__Records excerpted from a collection__:

— start —

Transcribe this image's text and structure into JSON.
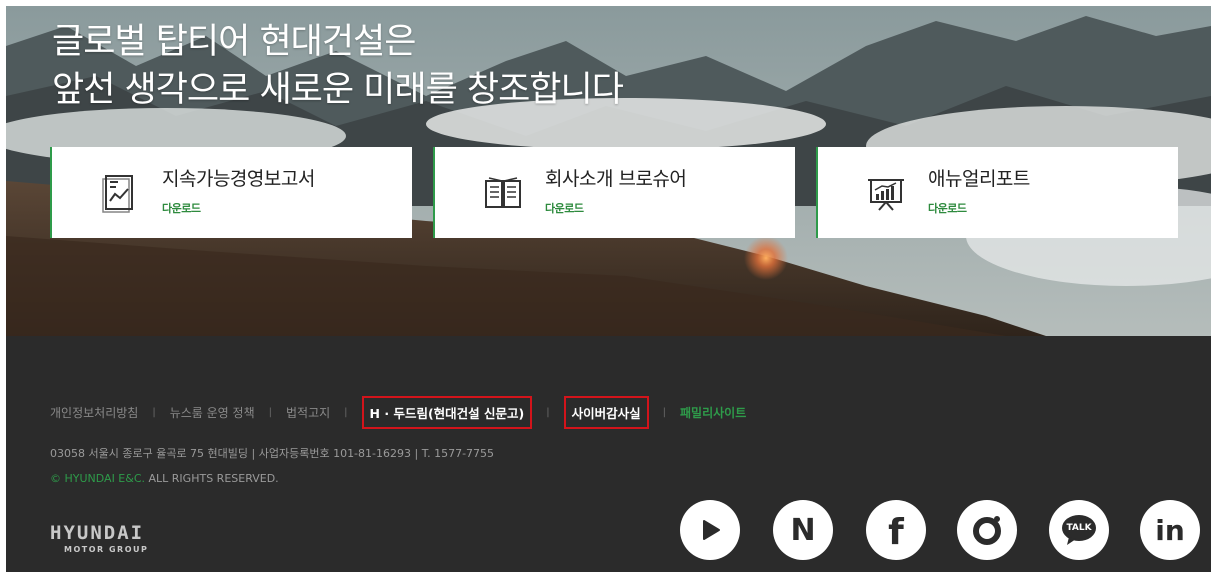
{
  "hero": {
    "headline_line1": "글로벌 탑티어 현대건설은",
    "headline_line2": "앞선 생각으로 새로운 미래를 창조합니다"
  },
  "cards": [
    {
      "title": "지속가능경영보고서",
      "action": "다운로드",
      "icon": "report-chart-icon"
    },
    {
      "title": "회사소개 브로슈어",
      "action": "다운로드",
      "icon": "open-book-icon"
    },
    {
      "title": "애뉴얼리포트",
      "action": "다운로드",
      "icon": "presentation-board-icon"
    }
  ],
  "footer": {
    "links": [
      {
        "label": "개인정보처리방침",
        "highlighted": false
      },
      {
        "label": "뉴스룸 운영 정책",
        "highlighted": false
      },
      {
        "label": "법적고지",
        "highlighted": false
      },
      {
        "label": "H · 두드림(현대건설 신문고)",
        "highlighted": true
      },
      {
        "label": "사이버감사실",
        "highlighted": true
      },
      {
        "label": "패밀리사이트",
        "highlighted": false
      }
    ],
    "address": "03058 서울시 종로구 율곡로 75 현대빌딩 | 사업자등록번호 101-81-16293 | T. 1577-7755",
    "copyright_brand": "© HYUNDAI E&C.",
    "copyright_rest": " ALL RIGHTS RESERVED.",
    "logo_main": "HYUNDAI",
    "logo_sub": "MOTOR GROUP",
    "social": [
      {
        "name": "youtube-icon",
        "label": ""
      },
      {
        "name": "naver-blog-icon",
        "label": "N"
      },
      {
        "name": "facebook-icon",
        "label": "f"
      },
      {
        "name": "instagram-icon",
        "label": ""
      },
      {
        "name": "kakao-talk-icon",
        "label": "TALK"
      },
      {
        "name": "linkedin-icon",
        "label": "in"
      }
    ]
  },
  "colors": {
    "accent_green": "#2e9b4a",
    "highlight_red": "#d3141b",
    "footer_bg": "#2b2b2b"
  }
}
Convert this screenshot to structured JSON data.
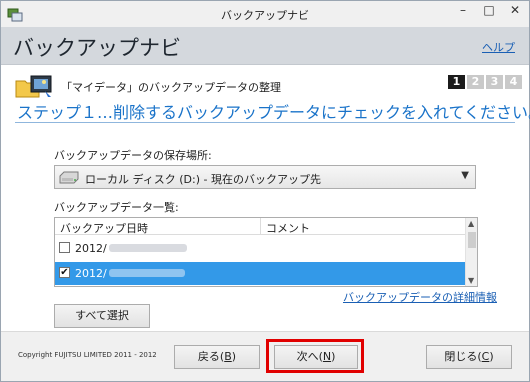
{
  "window": {
    "title": "バックアップナビ",
    "minimize": "–",
    "maximize": "□",
    "close": "✕"
  },
  "header": {
    "title": "バックアップナビ",
    "help_link": "ヘルプ"
  },
  "section": {
    "title": "「マイデータ」のバックアップデータの整理",
    "steps": [
      "1",
      "2",
      "3",
      "4"
    ],
    "active_step": 1,
    "heading": "ステップ１…削除するバックアップデータにチェックを入れてください。"
  },
  "storage": {
    "label": "バックアップデータの保存場所:",
    "selected": "ローカル ディスク (D:) - 現在のバックアップ先",
    "dropdown_icon": "chevron-down-icon"
  },
  "backup_list": {
    "label": "バックアップデータ一覧:",
    "columns": [
      "バックアップ日時",
      "コメント"
    ],
    "rows": [
      {
        "date": "2012/",
        "checked": false,
        "selected": false
      },
      {
        "date": "2012/",
        "checked": true,
        "selected": true
      }
    ]
  },
  "detail_link": "バックアップデータの詳細情報",
  "select_all_button": "すべて選択",
  "footer": {
    "copyright": "Copyright FUJITSU LIMITED 2011 - 2012",
    "back_button": "戻る(",
    "back_key": "B",
    "next_button": "次へ(",
    "next_key": "N",
    "close_button": "閉じる(",
    "close_key": "C",
    "paren_close": ")"
  },
  "colors": {
    "accent": "#1a73c9",
    "selection": "#3399e8",
    "highlight_box": "#e10000",
    "header_band": "#d4d8dd"
  }
}
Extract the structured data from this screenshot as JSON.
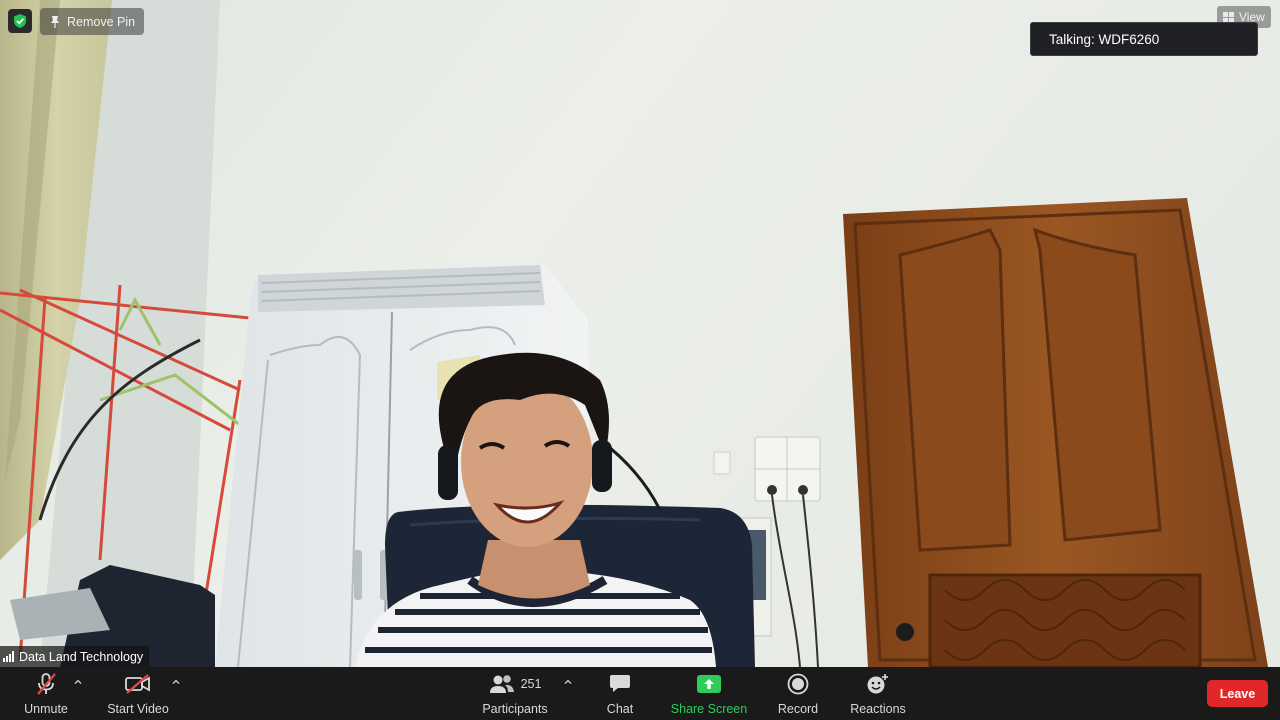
{
  "overlay": {
    "remove_pin_label": "Remove Pin",
    "view_label": "View",
    "talking_text": "Talking: WDF6260",
    "shield_icon": "shield-check-icon",
    "shield_color": "#23c552"
  },
  "video": {
    "participant_name": "Data Land Technology"
  },
  "toolbar": {
    "unmute_label": "Unmute",
    "start_video_label": "Start Video",
    "participants_label": "Participants",
    "participants_count": "251",
    "chat_label": "Chat",
    "share_screen_label": "Share Screen",
    "record_label": "Record",
    "reactions_label": "Reactions",
    "leave_label": "Leave",
    "share_color": "#2ecc5b",
    "leave_color": "#e02828",
    "muted_color": "#e04848"
  }
}
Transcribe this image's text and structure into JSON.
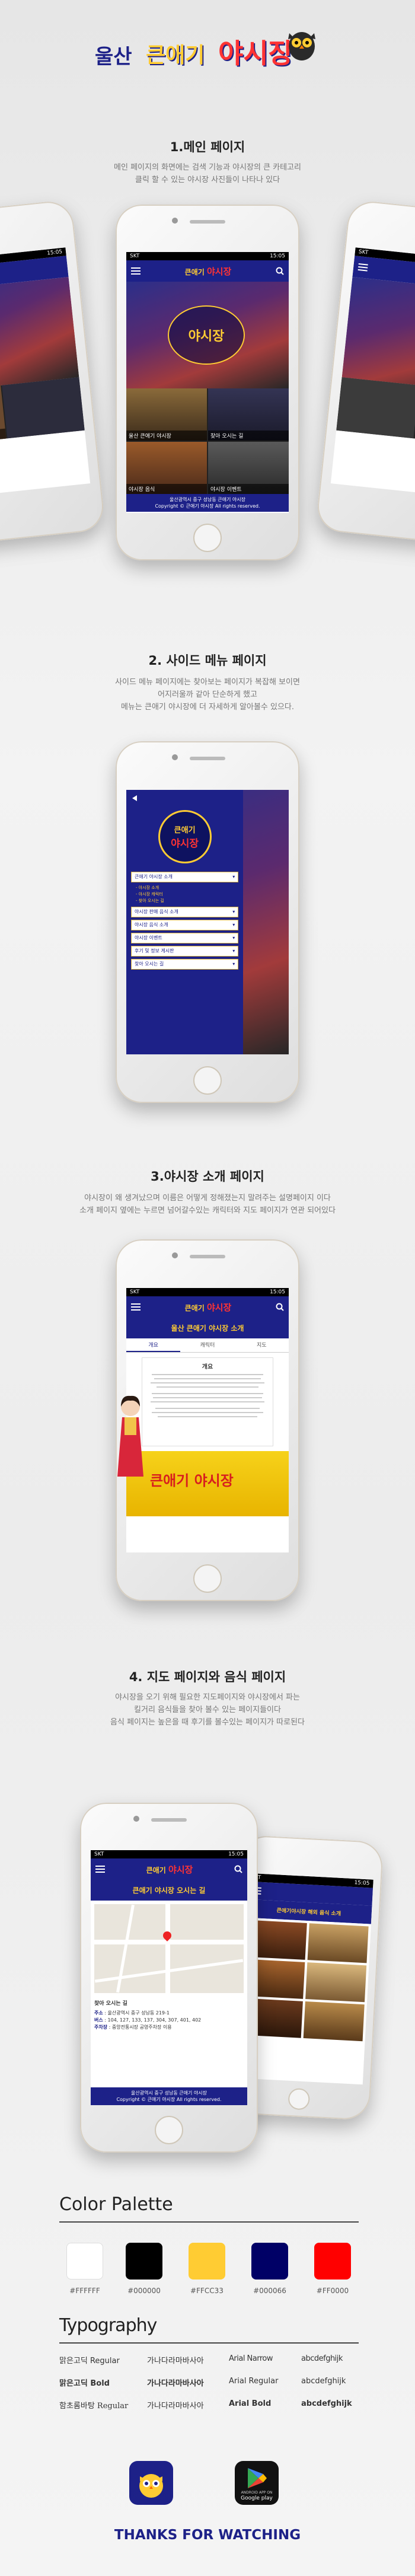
{
  "brand": {
    "logo_left": "울산",
    "logo_mid": "큰애기",
    "logo_right": "야시장",
    "colors": {
      "navy": "#1d2188",
      "yellow": "#FFCC33",
      "red": "#FF0000"
    }
  },
  "sections": [
    {
      "title": "1.메인 페이지",
      "desc": [
        "메인 페이지의 화면에는 검색 기능과 야시장의 큰 카테고리",
        "클릭 할 수 있는 야시장 사진들이 나타나 있다"
      ]
    },
    {
      "title": "2. 사이드 메뉴 페이지",
      "desc": [
        "사이드 메뉴 페이지에는 찾아보는 페이지가 복잡해 보이면",
        "어지러울까 같아 단순하게 했고",
        "메뉴는 큰애기 야시장에 더 자세하게 알아볼수 있으다."
      ]
    },
    {
      "title": "3.야시장 소개 페이지",
      "desc": [
        "야시장이 왜 생겨났으며 이름은 어떻게 정해졌는지 말려주는 설명페이지 이다",
        "소개 페이지 옆에는 누르면 넘어갈수있는 캐릭터와 지도 페이지가 연관 되어있다"
      ]
    },
    {
      "title": "4. 지도 페이지와 음식 페이지",
      "desc": [
        "야시장을 오기 위해 필요한 지도페이지와 야시장에서 파는",
        "킬거리 음식들을 찾아 볼수 있는 페이지들이다",
        "음식 페이지는 높은을 때 후기를 볼수있는 페이지가 따로된다"
      ]
    }
  ],
  "phone_ui": {
    "carrier": "SKT",
    "time": "15:05",
    "footer_line1": "울산광역시 중구 성남동 큰애기 야시장",
    "footer_line2": "Copyright © 큰애기 야시장 All rights reserved.",
    "cells": [
      "울산 큰애기 야시장",
      "찾아 오시는 길",
      "야시장 음식",
      "야시장 이벤트"
    ]
  },
  "side_menu": {
    "items": [
      "큰애기 야시장 소개",
      "야시장 판매 음식 소개",
      "야시장 음식 소개",
      "야시장 이벤트",
      "후기 및 정보 게시판",
      "찾아 오시는 길"
    ],
    "subs": [
      "- 야시장 소개",
      "- 야시장 캐릭터",
      "- 찾아 오시는 길"
    ]
  },
  "intro_page": {
    "header": "울산 큰애기 야시장 소개",
    "tabs": [
      "개요",
      "캐릭터",
      "지도"
    ],
    "heading": "개요",
    "sign_text": "큰애기 야시장"
  },
  "map_page": {
    "header": "큰애기 야시장 오시는 길",
    "info_title": "찾아 오시는 길",
    "address_label": "주소",
    "address": "울산광역시 중구 성남동 219-1",
    "bus_label": "버스",
    "bus": "104, 127, 133, 137, 304, 307, 401, 402",
    "parking_label": "주차장",
    "parking": "중앙전통시장 공영주차장 이용"
  },
  "food_page": {
    "header": "큰애기야시장 해외 음식 소개"
  },
  "palette": {
    "title": "Color Palette",
    "swatches": [
      {
        "hex": "#FFFFFF",
        "label": "#FFFFFF"
      },
      {
        "hex": "#000000",
        "label": "#000000"
      },
      {
        "hex": "#FFCC33",
        "label": "#FFCC33"
      },
      {
        "hex": "#000066",
        "label": "#000066"
      },
      {
        "hex": "#FF0000",
        "label": "#FF0000"
      }
    ]
  },
  "typography": {
    "title": "Typography",
    "rows": [
      {
        "font": "맑은고딕 Regular",
        "ko_sample": "가나다라마바사아",
        "en_font": "Arial Narrow",
        "en_sample": "abcdefghijk"
      },
      {
        "font": "맑은고딕 Bold",
        "ko_sample": "가나다라마바사아",
        "en_font": "Arial Regular",
        "en_sample": "abcdefghijk"
      },
      {
        "font": "함초롬바탕 Regular",
        "ko_sample": "가나다라마바사아",
        "en_font": "Arial Bold",
        "en_sample": "abcdefghijk"
      }
    ]
  },
  "store": {
    "google_top": "ANDROID APP ON",
    "google_bottom": "Google play"
  },
  "thanks": "THANKS FOR WATCHING"
}
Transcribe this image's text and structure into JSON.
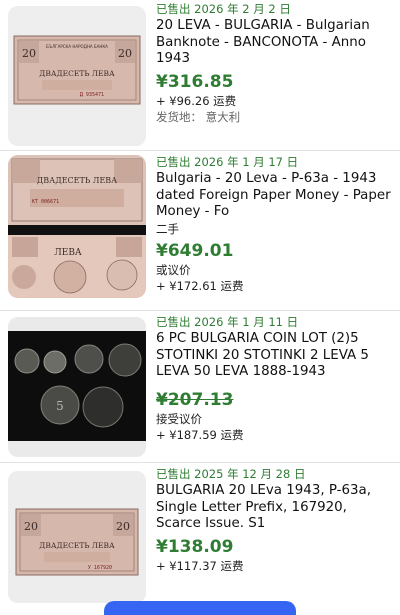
{
  "listings": [
    {
      "sold_date": "已售出 2026 年 2 月 2 日",
      "title": "20 LEVA - BULGARIA - Bulgarian Banknote - BANCONOTA -  Anno 1943",
      "price": "¥316.85",
      "extra1": "",
      "shipping": "+ ¥96.26 运费",
      "location": "发货地： 意大利"
    },
    {
      "sold_date": "已售出 2026 年 1 月 17 日",
      "title": "Bulgaria - 20 Leva - P-63a - 1943 dated Foreign Paper Money - Paper Money - Fo",
      "condition": "二手",
      "price": "¥649.01",
      "offer": "或议价",
      "shipping": "+ ¥172.61 运费"
    },
    {
      "sold_date": "已售出 2026 年 1 月 11 日",
      "title": "6 PC BULGARIA COIN LOT (2)5 STOTINKI 20 STOTINKI 2 LEVA 5 LEVA 50 LEVA 1888-1943",
      "price": "¥207.13",
      "offer": "接受议价",
      "shipping": "+ ¥187.59 运费"
    },
    {
      "sold_date": "已售出 2025 年 12 月 28 日",
      "title": "BULGARIA 20 LEva 1943, P-63a, Single Letter Prefix, 167920, Scarce Issue. S1",
      "price": "¥138.09",
      "shipping": "+ ¥117.37 运费"
    }
  ],
  "banknote": {
    "top_text": "БЪЛГАРСКА НАРОДНА БАНКА",
    "denomination": "20",
    "words": "ДВАДЕСЕТЬ ЛЕВА",
    "serial1": "Д 935471",
    "serial2": "КТ 006671",
    "serial4": "У 167920",
    "back_text": "ЛЕВА"
  },
  "coins": {
    "mark": "5"
  }
}
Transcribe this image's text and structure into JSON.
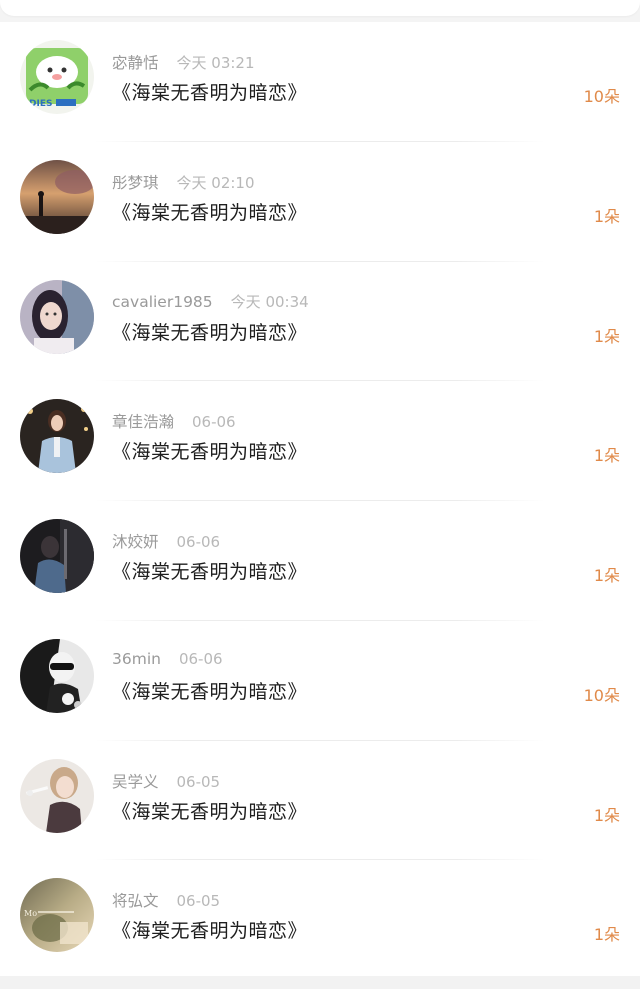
{
  "rows": [
    {
      "user": "宓静恬",
      "time": "今天 03:21",
      "song": "《海棠无香明为暗恋》",
      "count": "10朵",
      "avatar": "green-cartoon-avatar"
    },
    {
      "user": "彤梦琪",
      "time": "今天 02:10",
      "song": "《海棠无香明为暗恋》",
      "count": "1朵",
      "avatar": "sunset-silhouette-avatar"
    },
    {
      "user": "cavalier1985",
      "time": "今天 00:34",
      "song": "《海棠无香明为暗恋》",
      "count": "1朵",
      "avatar": "portrait-girl-avatar"
    },
    {
      "user": "章佳浩瀚",
      "time": "06-06",
      "song": "《海棠无香明为暗恋》",
      "count": "1朵",
      "avatar": "woman-blazer-avatar"
    },
    {
      "user": "沐姣妍",
      "time": "06-06",
      "song": "《海棠无香明为暗恋》",
      "count": "1朵",
      "avatar": "dark-portrait-avatar"
    },
    {
      "user": "36min",
      "time": "06-06",
      "song": "《海棠无香明为暗恋》",
      "count": "10朵",
      "avatar": "bw-sunglasses-avatar"
    },
    {
      "user": "吴学义",
      "time": "06-05",
      "song": "《海棠无香明为暗恋》",
      "count": "1朵",
      "avatar": "light-portrait-avatar"
    },
    {
      "user": "将弘文",
      "time": "06-05",
      "song": "《海棠无香明为暗恋》",
      "count": "1朵",
      "avatar": "vintage-text-avatar"
    }
  ],
  "avatar_text": {
    "row0": "DIES",
    "row7": "Mo"
  },
  "colors": {
    "count": "#e08a4a",
    "username": "#9a9a9a",
    "song": "#1e1e1e"
  }
}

— end —

__Task goal__: Look through the entries above; copy each line where the string "structured" appears.

__Answer to this task__:
Convert this screenshot to structured JSON data.
Extract the structured data from this screenshot as JSON.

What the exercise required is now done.